*What the exercise asks*
Show all lines of the listing that hold the word "Futures".

-- Stored records start --

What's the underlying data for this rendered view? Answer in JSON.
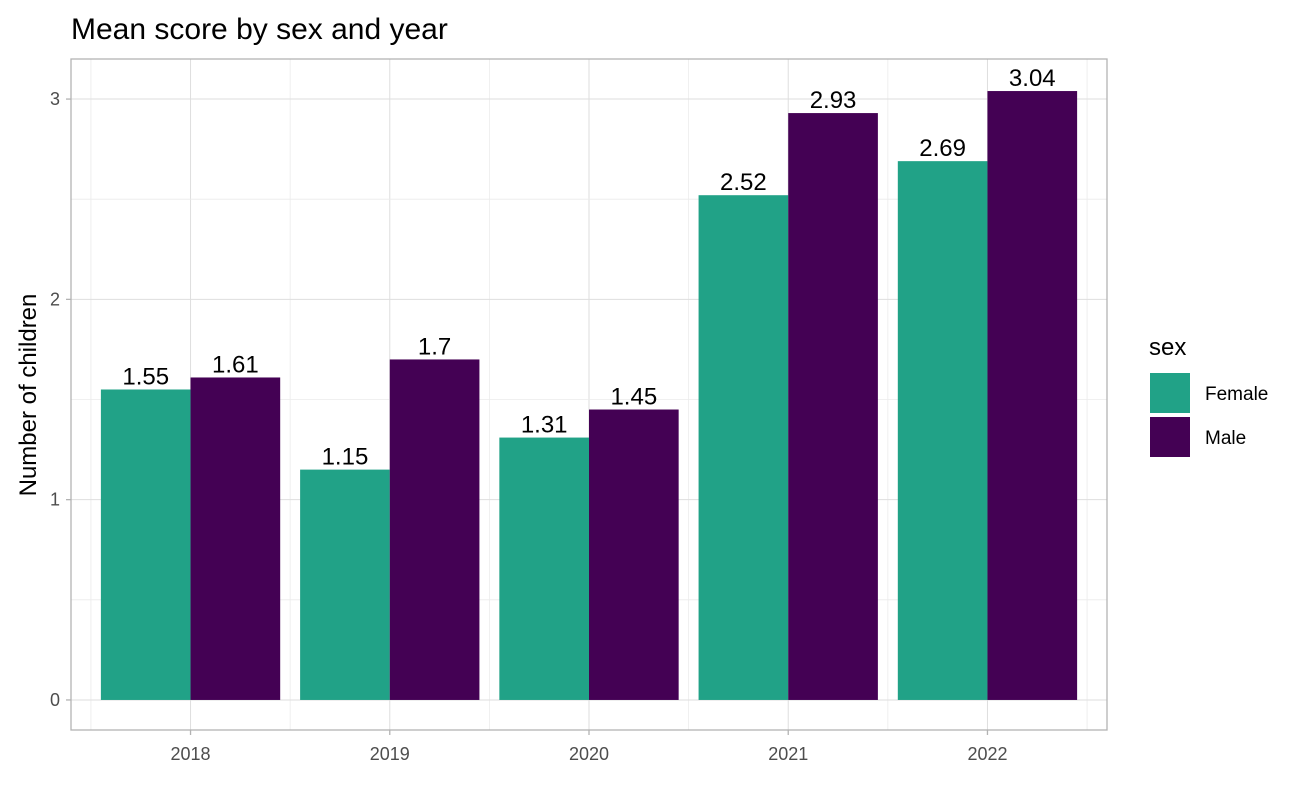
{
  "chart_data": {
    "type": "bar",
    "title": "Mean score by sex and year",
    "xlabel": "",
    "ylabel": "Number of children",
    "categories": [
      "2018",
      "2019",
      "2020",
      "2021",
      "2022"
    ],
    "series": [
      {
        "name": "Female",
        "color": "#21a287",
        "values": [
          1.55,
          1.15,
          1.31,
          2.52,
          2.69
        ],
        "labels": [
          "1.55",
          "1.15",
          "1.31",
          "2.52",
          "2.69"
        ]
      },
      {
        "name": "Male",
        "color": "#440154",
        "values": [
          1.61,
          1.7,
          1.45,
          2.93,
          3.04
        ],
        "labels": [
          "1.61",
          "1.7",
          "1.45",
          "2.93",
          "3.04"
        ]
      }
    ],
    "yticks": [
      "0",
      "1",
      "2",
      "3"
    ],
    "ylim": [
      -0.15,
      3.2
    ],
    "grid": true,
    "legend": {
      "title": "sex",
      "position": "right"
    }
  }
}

-- Stored records end --
-- Stored records start --

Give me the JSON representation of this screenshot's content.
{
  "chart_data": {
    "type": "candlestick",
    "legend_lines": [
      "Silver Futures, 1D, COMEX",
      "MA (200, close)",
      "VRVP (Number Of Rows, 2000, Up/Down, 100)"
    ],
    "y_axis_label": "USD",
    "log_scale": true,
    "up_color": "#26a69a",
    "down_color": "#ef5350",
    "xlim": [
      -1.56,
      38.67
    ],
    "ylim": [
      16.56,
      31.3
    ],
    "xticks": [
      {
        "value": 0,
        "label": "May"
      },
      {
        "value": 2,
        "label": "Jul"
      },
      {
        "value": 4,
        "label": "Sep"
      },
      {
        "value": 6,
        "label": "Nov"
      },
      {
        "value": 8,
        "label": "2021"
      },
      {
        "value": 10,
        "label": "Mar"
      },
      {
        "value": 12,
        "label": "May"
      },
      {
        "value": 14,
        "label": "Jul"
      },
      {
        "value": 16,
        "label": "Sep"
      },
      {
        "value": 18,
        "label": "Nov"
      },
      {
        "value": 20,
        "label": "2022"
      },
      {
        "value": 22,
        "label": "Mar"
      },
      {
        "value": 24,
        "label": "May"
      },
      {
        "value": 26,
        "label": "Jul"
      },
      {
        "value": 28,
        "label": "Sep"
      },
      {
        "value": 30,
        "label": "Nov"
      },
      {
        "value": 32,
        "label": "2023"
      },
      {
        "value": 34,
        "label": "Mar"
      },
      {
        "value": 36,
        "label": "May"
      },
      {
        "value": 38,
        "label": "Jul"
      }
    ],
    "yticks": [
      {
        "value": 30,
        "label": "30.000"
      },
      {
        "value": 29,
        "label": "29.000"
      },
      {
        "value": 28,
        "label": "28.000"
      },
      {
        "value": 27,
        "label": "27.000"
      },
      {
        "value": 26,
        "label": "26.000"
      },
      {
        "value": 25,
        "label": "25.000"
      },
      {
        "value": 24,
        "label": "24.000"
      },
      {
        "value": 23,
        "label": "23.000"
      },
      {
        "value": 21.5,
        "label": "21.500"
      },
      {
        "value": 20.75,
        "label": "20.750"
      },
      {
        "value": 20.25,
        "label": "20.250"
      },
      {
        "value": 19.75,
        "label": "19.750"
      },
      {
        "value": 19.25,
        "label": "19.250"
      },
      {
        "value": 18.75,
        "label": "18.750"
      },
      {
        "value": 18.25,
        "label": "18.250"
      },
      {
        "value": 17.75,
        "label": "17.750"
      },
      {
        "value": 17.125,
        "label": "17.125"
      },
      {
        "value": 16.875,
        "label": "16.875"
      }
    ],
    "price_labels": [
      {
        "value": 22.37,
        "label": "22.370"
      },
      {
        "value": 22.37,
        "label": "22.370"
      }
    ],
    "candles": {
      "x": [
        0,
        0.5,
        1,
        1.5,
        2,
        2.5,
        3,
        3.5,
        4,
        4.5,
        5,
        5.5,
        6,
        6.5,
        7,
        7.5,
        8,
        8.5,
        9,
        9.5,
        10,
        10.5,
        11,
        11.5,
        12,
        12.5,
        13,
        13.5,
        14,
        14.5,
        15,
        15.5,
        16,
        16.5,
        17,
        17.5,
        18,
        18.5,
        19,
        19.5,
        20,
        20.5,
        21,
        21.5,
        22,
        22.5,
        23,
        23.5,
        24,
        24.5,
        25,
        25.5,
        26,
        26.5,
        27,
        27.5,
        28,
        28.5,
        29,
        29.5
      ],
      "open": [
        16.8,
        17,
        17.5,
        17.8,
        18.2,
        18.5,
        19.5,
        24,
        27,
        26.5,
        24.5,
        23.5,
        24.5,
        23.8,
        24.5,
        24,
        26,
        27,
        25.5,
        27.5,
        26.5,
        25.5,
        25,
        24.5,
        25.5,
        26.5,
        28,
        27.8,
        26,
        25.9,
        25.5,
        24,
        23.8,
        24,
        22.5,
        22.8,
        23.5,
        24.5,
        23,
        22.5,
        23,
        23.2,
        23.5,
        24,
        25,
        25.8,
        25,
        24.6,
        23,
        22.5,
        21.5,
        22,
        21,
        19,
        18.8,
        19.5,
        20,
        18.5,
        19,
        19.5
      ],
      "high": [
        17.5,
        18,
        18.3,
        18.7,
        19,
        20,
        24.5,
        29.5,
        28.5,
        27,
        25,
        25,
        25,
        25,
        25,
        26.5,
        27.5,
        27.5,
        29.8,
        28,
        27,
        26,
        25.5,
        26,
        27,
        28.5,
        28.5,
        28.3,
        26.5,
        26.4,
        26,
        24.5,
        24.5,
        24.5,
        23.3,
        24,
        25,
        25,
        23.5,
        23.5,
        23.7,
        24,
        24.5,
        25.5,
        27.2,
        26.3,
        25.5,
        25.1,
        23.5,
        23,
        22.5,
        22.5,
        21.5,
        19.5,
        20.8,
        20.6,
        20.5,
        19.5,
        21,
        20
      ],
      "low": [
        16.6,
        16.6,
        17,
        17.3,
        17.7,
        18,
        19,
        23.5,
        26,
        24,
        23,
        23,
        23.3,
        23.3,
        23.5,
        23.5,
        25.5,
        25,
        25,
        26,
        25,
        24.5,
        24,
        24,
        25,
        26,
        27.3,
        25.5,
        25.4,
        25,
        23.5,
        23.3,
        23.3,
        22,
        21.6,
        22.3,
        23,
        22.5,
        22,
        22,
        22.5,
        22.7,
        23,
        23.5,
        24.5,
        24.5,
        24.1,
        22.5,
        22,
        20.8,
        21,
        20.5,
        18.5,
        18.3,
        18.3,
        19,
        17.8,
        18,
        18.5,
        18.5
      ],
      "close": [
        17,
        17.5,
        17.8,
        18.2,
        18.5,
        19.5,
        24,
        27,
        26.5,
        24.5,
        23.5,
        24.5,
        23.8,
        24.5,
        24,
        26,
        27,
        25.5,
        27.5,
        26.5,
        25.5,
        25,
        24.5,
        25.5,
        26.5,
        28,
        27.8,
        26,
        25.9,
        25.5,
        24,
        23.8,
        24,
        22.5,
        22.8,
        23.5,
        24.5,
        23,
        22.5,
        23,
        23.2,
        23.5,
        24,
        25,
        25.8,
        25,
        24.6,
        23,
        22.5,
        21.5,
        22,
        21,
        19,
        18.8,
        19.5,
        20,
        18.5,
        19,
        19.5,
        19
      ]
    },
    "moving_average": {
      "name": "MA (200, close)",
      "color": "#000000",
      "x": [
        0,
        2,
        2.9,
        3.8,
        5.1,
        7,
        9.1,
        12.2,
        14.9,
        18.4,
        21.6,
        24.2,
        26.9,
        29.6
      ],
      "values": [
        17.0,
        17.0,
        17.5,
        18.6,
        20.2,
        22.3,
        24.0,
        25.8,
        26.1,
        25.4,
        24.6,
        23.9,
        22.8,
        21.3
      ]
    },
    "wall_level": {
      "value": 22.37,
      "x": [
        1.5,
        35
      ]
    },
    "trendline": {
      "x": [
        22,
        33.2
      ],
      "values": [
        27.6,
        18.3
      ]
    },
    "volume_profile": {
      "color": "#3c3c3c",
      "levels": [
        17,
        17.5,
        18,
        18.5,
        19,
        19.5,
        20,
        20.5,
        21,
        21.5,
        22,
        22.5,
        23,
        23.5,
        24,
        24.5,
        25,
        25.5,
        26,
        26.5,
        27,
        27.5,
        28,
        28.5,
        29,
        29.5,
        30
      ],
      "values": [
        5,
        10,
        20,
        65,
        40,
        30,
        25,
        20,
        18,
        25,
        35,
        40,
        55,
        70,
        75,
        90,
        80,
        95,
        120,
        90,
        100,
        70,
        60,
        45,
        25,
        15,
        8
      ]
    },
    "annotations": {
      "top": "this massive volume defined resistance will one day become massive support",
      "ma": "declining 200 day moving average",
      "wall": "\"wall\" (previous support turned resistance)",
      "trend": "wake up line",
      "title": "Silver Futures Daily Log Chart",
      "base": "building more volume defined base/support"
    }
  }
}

-- Stored records end --

*Answer to this task*
      "Silver Futures, 1D, COMEX",
      "title": "Silver Futures Daily Log Chart",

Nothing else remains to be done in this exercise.